# [EXERCISE TASK]
Please output the records below in full, exactly as given, but without the images.

** start **

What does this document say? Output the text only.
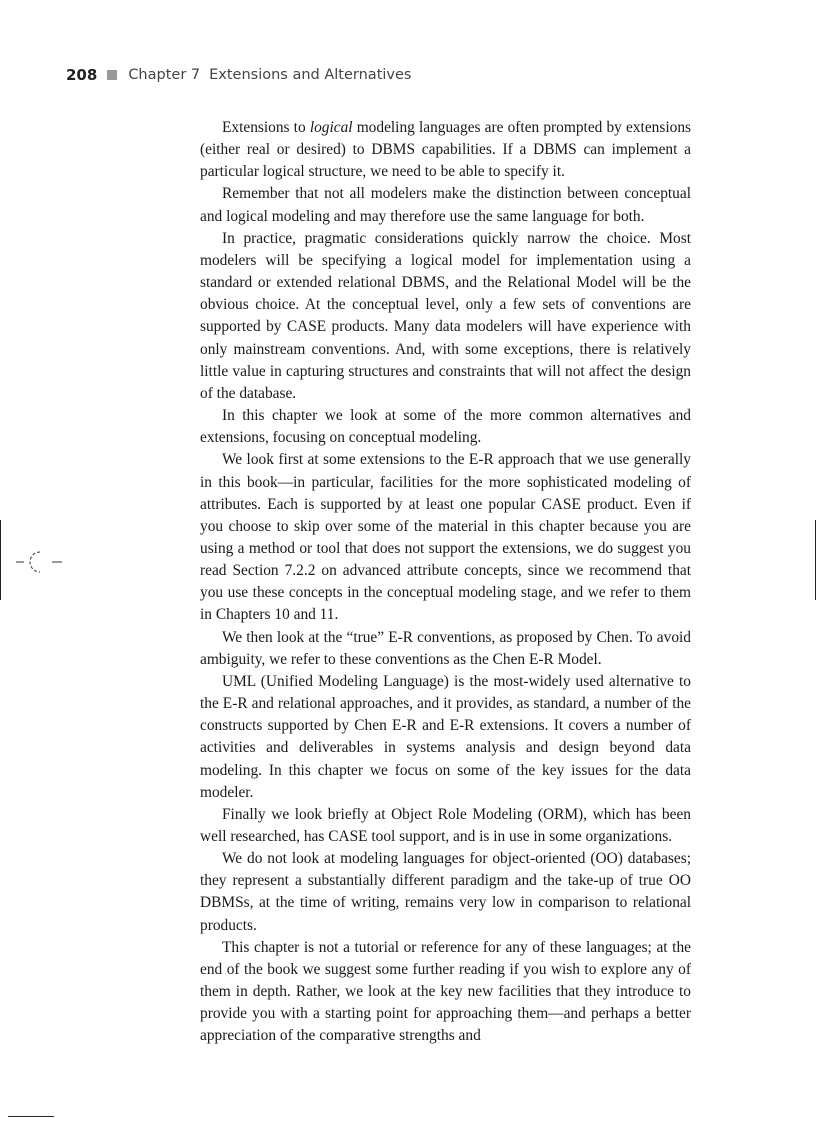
208 Chapter 7 Extensions and Alternatives

Extensions to logical modeling languages are often prompted by extensions (either real or desired) to DBMS capabilities. If a DBMS can implement a particular logical structure, we need to be able to specify it.

Remember that not all modelers make the distinction between conceptual and logical modeling and may therefore use the same language for both.

In practice, pragmatic considerations quickly narrow the choice. Most modelers will be specifying a logical model for implementation using a standard or extended relational DBMS, and the Relational Model will be the obvious choice. At the conceptual level, only a few sets of conventions are supported by CASE products. Many data modelers will have experience with only mainstream conventions. And, with some exceptions, there is relatively little value in capturing structures and constraints that will not affect the design of the database.

In this chapter we look at some of the more common alternatives and extensions, focusing on conceptual modeling.

We look first at some extensions to the E-R approach that we use generally in this book—in particular, facilities for the more sophisticated modeling of attributes. Each is supported by at least one popular CASE product. Even if you choose to skip over some of the material in this chapter because you are using a method or tool that does not support the extensions, we do suggest you read Section 7.2.2 on advanced attribute concepts, since we recommend that you use these concepts in the conceptual modeling stage, and we refer to them in Chapters 10 and 11.

We then look at the “true” E-R conventions, as proposed by Chen. To avoid ambiguity, we refer to these conventions as the Chen E-R Model.

UML (Unified Modeling Language) is the most-widely used alternative to the E-R and relational approaches, and it provides, as standard, a number of the constructs supported by Chen E-R and E-R extensions. It covers a number of activities and deliverables in systems analysis and design beyond data modeling. In this chapter we focus on some of the key issues for the data modeler.

Finally we look briefly at Object Role Modeling (ORM), which has been well researched, has CASE tool support, and is in use in some organizations.

We do not look at modeling languages for object-oriented (OO) databases; they represent a substantially different paradigm and the take-up of true OO DBMSs, at the time of writing, remains very low in comparison to relational products.

This chapter is not a tutorial or reference for any of these languages; at the end of the book we suggest some further reading if you wish to explore any of them in depth. Rather, we look at the key new facilities that they introduce to provide you with a starting point for approaching them—and perhaps a better appreciation of the comparative strengths and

** end **

# [SOLUTION TO THIS TASK]
What does this document say? Output the text only.
208 Chapter 7 Extensions and Alternatives

Extensions to logical modeling languages are often prompted by extensions (either real or desired) to DBMS capabilities. If a DBMS can implement a particular logical structure, we need to be able to specify it.

Remember that not all modelers make the distinction between conceptual and logical modeling and may therefore use the same language for both.

In practice, pragmatic considerations quickly narrow the choice. Most modelers will be specifying a logical model for implementation using a standard or extended relational DBMS, and the Relational Model will be the obvious choice. At the conceptual level, only a few sets of conventions are supported by CASE products. Many data modelers will have experience with only mainstream conventions. And, with some exceptions, there is relatively little value in capturing structures and constraints that will not affect the design of the database.

In this chapter we look at some of the more common alternatives and extensions, focusing on conceptual modeling.

We look first at some extensions to the E-R approach that we use generally in this book—in particular, facilities for the more sophisticated modeling of attributes. Each is supported by at least one popular CASE product. Even if you choose to skip over some of the material in this chapter because you are using a method or tool that does not support the extensions, we do suggest you read Section 7.2.2 on advanced attribute concepts, since we recommend that you use these concepts in the conceptual modeling stage, and we refer to them in Chapters 10 and 11.

We then look at the “true” E-R conventions, as proposed by Chen. To avoid ambiguity, we refer to these conventions as the Chen E-R Model.

UML (Unified Modeling Language) is the most-widely used alternative to the E-R and relational approaches, and it provides, as standard, a number of the constructs supported by Chen E-R and E-R extensions. It covers a number of activities and deliverables in systems analysis and design beyond data modeling. In this chapter we focus on some of the key issues for the data modeler.

Finally we look briefly at Object Role Modeling (ORM), which has been well researched, has CASE tool support, and is in use in some organizations.

We do not look at modeling languages for object-oriented (OO) databases; they represent a substantially different paradigm and the take-up of true OO DBMSs, at the time of writing, remains very low in comparison to relational products.

This chapter is not a tutorial or reference for any of these languages; at the end of the book we suggest some further reading if you wish to explore any of them in depth. Rather, we look at the key new facilities that they introduce to provide you with a starting point for approaching them—and perhaps a better appreciation of the comparative strengths and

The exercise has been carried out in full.